TASK |
Copy out each line of the data that holds the string "politischen".
BEGIN EXERCISE INPUT
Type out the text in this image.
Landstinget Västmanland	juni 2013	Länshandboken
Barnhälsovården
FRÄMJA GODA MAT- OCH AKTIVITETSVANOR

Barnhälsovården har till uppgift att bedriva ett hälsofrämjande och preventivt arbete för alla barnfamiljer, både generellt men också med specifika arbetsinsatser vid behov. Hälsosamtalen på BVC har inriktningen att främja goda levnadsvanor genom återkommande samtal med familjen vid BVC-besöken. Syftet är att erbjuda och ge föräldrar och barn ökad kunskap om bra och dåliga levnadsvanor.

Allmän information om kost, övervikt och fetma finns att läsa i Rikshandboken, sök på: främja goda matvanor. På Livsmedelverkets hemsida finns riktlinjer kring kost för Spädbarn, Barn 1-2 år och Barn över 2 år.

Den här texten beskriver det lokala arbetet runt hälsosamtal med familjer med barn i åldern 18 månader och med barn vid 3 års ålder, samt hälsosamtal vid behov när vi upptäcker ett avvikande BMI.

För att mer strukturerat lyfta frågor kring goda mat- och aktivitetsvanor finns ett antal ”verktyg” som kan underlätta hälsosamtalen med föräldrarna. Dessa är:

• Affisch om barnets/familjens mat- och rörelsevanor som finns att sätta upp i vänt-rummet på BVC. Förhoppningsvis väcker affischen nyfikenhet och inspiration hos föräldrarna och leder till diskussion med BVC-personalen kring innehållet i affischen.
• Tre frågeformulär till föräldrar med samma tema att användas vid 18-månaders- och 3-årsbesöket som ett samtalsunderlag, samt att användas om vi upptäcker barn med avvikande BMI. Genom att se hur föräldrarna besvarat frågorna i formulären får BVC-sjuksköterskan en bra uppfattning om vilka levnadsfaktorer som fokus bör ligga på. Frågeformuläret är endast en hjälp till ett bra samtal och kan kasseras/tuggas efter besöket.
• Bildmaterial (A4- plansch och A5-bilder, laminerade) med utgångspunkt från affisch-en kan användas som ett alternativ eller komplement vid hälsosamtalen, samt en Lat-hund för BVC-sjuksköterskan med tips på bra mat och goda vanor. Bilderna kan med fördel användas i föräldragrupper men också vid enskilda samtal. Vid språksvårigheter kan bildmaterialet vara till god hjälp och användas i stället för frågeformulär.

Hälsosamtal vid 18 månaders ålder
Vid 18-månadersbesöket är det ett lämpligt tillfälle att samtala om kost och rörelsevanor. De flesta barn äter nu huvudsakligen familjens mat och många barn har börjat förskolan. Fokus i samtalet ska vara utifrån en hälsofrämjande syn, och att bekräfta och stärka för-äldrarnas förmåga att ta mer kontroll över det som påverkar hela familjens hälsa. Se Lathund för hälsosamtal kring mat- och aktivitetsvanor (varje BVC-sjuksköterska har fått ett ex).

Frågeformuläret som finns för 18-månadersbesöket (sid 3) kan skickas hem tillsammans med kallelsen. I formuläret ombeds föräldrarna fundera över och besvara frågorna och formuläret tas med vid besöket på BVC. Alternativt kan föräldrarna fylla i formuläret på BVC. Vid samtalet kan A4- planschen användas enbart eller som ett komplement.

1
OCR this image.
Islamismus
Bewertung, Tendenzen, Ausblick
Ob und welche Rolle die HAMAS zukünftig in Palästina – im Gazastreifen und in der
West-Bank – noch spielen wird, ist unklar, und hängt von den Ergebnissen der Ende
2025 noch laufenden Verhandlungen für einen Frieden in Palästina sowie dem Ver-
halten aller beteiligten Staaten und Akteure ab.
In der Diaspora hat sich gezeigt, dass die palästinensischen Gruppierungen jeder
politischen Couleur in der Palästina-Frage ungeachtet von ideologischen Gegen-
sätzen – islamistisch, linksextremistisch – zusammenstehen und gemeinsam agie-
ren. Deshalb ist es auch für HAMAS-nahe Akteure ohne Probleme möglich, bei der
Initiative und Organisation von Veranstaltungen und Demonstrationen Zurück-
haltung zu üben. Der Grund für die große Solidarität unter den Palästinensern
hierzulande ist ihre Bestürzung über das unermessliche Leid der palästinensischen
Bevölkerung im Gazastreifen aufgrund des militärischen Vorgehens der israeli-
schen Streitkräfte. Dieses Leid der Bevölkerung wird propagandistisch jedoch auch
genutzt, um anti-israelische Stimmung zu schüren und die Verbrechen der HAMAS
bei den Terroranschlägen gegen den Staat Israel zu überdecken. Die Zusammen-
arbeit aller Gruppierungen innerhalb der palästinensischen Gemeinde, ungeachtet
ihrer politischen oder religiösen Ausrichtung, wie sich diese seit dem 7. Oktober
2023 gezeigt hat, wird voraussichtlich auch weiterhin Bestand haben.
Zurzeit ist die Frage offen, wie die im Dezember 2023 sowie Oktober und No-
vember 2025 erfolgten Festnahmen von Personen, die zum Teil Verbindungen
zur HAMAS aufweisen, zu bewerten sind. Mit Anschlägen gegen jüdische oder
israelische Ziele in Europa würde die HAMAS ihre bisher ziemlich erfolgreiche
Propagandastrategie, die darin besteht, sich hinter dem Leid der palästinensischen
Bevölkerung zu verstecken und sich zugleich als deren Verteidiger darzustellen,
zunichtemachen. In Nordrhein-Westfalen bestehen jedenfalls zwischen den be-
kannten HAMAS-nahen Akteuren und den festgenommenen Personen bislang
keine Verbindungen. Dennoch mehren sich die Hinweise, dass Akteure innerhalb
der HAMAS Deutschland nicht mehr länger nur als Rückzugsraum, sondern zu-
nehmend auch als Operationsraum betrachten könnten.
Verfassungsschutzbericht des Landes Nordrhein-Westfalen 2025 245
END EXERCISE INPUT
ANSWER SPACE |
politischen Couleur in der Palästina-Frage ungeachtet von ideologischen Gegen-
ihrer politischen oder religiösen Ausrichtung, wie sich diese seit dem 7. Oktober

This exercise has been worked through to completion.